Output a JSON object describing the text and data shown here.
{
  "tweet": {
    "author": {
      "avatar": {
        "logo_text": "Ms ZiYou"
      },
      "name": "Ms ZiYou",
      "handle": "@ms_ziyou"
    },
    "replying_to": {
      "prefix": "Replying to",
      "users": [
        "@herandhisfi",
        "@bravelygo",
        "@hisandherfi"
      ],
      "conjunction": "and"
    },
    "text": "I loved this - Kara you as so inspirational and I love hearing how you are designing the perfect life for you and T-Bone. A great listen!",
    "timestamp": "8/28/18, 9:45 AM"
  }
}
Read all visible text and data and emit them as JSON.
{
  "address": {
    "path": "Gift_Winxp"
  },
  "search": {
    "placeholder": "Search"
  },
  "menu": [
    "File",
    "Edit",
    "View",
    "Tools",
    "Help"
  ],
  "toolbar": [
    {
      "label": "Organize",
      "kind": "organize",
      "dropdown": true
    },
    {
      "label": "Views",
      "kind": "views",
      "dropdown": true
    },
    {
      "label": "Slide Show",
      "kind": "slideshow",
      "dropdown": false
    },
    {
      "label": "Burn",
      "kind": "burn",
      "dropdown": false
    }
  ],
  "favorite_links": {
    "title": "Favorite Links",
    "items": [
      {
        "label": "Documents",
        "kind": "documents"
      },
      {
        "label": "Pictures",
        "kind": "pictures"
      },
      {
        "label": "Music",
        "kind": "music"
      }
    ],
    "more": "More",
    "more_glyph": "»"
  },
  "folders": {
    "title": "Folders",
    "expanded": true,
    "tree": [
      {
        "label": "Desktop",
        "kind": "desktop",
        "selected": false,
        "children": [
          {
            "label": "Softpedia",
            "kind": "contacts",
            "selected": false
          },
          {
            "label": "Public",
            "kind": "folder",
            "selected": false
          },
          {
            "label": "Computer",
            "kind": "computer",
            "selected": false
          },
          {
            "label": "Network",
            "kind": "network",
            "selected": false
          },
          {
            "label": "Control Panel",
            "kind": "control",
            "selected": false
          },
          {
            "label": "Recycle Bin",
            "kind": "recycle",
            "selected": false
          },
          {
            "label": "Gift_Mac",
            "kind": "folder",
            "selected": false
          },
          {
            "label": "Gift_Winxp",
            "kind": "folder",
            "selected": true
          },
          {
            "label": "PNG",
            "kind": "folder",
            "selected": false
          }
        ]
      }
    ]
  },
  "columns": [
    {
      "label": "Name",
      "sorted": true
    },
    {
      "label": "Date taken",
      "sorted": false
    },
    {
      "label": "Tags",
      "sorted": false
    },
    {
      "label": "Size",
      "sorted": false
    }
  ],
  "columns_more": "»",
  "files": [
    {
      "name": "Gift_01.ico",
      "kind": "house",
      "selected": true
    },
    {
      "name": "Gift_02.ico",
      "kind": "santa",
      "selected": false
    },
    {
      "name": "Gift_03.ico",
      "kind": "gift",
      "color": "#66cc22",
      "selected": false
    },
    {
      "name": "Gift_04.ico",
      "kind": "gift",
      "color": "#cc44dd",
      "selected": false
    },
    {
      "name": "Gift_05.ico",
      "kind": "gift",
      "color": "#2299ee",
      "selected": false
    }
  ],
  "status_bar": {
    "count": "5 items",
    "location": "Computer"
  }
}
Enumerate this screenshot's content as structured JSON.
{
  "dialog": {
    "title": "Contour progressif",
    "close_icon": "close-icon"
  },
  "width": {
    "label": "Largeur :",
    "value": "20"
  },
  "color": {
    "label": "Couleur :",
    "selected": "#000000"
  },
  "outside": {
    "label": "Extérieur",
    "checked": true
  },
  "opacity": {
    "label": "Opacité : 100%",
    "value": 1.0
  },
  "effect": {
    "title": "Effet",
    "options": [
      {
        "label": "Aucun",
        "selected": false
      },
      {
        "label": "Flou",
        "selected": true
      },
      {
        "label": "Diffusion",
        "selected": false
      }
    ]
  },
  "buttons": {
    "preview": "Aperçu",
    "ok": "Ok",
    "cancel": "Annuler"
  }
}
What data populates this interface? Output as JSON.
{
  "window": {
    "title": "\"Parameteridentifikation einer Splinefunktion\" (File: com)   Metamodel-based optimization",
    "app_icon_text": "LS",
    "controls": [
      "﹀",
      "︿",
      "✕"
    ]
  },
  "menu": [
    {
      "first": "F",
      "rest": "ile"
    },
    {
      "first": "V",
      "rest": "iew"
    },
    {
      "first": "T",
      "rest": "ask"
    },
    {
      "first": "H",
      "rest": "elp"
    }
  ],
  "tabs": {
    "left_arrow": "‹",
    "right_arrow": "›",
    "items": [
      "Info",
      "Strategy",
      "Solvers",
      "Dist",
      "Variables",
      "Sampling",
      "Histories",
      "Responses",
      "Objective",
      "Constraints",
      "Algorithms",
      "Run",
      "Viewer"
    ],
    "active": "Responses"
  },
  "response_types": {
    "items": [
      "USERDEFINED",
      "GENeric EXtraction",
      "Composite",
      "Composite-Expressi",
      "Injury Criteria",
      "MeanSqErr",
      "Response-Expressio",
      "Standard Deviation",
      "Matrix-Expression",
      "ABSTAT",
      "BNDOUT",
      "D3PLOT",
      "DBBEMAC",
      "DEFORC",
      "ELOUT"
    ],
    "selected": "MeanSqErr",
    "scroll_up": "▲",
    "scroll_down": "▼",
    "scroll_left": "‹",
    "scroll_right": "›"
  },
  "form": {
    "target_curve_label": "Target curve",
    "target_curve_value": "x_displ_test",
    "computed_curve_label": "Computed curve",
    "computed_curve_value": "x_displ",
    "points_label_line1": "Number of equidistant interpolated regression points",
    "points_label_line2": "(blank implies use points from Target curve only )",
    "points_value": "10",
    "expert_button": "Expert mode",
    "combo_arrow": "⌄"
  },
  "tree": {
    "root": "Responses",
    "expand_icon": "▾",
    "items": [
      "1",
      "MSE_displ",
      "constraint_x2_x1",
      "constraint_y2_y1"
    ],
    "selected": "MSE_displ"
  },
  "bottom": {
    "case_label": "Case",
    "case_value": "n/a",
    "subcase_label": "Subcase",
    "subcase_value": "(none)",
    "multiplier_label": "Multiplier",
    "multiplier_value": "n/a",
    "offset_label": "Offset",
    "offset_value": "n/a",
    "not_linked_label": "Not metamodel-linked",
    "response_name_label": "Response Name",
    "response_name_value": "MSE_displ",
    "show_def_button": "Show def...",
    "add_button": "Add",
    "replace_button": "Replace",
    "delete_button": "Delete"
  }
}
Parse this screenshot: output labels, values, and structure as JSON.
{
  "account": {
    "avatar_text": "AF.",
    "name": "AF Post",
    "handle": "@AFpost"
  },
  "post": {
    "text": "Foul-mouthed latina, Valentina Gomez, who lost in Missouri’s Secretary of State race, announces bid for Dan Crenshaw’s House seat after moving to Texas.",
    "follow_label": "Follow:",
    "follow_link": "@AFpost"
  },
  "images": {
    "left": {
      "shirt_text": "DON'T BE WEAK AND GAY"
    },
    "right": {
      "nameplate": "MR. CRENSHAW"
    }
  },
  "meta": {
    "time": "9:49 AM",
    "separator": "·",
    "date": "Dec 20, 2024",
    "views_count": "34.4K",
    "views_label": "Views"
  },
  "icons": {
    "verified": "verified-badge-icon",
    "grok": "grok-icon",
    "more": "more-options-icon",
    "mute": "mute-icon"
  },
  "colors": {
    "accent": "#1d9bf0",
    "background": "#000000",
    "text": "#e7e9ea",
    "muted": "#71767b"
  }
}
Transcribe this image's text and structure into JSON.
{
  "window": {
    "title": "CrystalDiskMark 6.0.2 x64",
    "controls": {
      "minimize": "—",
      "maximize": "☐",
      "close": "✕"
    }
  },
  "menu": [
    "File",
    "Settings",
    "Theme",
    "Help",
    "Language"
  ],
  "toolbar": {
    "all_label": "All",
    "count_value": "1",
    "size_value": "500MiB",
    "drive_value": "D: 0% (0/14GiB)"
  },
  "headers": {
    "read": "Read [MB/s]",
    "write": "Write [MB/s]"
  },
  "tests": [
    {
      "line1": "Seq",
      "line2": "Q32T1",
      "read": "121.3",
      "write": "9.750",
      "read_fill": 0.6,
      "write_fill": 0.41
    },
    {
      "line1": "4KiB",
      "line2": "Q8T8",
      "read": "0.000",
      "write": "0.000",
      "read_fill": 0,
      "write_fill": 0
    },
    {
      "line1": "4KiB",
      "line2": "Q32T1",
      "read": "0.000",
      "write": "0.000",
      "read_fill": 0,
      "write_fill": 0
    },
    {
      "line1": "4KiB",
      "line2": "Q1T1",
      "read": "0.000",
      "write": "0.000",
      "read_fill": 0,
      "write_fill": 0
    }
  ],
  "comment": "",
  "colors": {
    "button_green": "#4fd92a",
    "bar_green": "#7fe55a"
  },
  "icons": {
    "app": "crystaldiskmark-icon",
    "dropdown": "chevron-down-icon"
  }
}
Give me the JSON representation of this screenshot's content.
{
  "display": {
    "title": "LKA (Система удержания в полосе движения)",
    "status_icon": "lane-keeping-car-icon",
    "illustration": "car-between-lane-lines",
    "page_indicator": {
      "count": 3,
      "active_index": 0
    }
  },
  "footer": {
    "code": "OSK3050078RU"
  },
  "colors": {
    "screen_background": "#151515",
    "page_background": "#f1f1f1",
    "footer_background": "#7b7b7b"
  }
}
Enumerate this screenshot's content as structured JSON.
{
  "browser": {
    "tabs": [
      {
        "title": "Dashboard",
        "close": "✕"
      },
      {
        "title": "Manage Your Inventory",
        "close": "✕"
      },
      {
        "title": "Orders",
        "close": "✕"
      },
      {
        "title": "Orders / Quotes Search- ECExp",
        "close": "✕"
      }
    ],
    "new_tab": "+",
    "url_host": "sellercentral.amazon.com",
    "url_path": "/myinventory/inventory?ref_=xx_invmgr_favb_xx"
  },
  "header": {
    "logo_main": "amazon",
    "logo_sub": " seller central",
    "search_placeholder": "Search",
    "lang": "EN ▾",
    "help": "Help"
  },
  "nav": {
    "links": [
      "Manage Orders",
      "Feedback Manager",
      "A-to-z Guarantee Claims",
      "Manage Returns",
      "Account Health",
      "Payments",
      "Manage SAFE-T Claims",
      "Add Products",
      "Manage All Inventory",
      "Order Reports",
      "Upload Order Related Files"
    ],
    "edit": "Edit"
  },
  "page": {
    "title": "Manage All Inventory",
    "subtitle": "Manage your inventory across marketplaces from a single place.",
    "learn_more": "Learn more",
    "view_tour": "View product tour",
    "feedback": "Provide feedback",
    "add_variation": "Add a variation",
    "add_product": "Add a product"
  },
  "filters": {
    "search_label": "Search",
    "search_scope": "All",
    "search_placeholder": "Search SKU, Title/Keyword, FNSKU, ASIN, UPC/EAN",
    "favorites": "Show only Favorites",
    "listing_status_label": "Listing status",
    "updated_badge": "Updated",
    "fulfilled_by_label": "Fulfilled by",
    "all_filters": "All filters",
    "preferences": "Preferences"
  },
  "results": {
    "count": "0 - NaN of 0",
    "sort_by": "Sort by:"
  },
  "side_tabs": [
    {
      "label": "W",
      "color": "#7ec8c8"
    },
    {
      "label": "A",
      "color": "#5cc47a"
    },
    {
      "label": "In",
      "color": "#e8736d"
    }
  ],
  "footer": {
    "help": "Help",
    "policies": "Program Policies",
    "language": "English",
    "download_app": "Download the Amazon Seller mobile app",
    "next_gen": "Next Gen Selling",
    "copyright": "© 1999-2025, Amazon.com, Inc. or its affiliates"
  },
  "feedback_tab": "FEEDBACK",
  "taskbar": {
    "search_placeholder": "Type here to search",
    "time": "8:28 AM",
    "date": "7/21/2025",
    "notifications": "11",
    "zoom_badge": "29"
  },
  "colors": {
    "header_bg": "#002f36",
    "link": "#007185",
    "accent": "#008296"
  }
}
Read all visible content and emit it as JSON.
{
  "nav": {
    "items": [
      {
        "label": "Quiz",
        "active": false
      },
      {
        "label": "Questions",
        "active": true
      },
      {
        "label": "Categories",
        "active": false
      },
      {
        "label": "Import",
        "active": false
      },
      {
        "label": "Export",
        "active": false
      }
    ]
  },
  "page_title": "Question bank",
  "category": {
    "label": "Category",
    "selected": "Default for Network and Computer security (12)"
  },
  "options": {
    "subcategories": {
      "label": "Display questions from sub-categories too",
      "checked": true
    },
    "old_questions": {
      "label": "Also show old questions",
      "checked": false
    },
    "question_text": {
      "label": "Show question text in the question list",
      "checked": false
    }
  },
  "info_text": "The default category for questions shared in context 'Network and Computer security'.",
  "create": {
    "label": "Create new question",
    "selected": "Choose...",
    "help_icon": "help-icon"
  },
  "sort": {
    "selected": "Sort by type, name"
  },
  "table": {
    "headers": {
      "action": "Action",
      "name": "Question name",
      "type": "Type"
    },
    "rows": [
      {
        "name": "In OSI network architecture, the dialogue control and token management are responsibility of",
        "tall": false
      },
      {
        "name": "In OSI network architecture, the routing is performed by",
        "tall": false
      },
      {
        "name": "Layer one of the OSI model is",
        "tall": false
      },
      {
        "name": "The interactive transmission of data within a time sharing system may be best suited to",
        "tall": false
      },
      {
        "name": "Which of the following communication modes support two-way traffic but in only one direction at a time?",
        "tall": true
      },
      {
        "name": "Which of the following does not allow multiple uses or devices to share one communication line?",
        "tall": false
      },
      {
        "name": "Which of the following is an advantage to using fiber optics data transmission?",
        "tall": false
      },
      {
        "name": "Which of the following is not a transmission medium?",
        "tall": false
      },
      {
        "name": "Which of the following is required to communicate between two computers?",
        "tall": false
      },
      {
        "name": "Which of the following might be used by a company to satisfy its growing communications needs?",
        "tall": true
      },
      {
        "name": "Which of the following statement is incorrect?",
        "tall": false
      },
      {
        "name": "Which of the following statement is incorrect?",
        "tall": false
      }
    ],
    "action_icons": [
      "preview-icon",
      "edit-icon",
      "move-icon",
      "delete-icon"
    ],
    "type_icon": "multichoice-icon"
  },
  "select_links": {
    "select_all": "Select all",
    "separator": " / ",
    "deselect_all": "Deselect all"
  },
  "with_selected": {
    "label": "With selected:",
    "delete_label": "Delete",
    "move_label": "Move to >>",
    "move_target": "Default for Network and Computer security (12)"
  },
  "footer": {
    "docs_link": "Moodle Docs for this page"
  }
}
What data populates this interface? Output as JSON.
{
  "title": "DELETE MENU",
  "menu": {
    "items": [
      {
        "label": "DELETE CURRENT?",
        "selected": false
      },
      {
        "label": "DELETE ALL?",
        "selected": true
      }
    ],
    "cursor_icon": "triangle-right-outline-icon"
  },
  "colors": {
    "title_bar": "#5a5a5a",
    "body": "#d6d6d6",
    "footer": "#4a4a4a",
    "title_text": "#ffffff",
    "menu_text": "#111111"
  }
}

______

> _Task goal_
Search the data for the string "lane". List each line that has it.

> _Correct output_
    "status_icon": "lane-keeping-car-icon",
    "illustration": "car-between-lane-lines",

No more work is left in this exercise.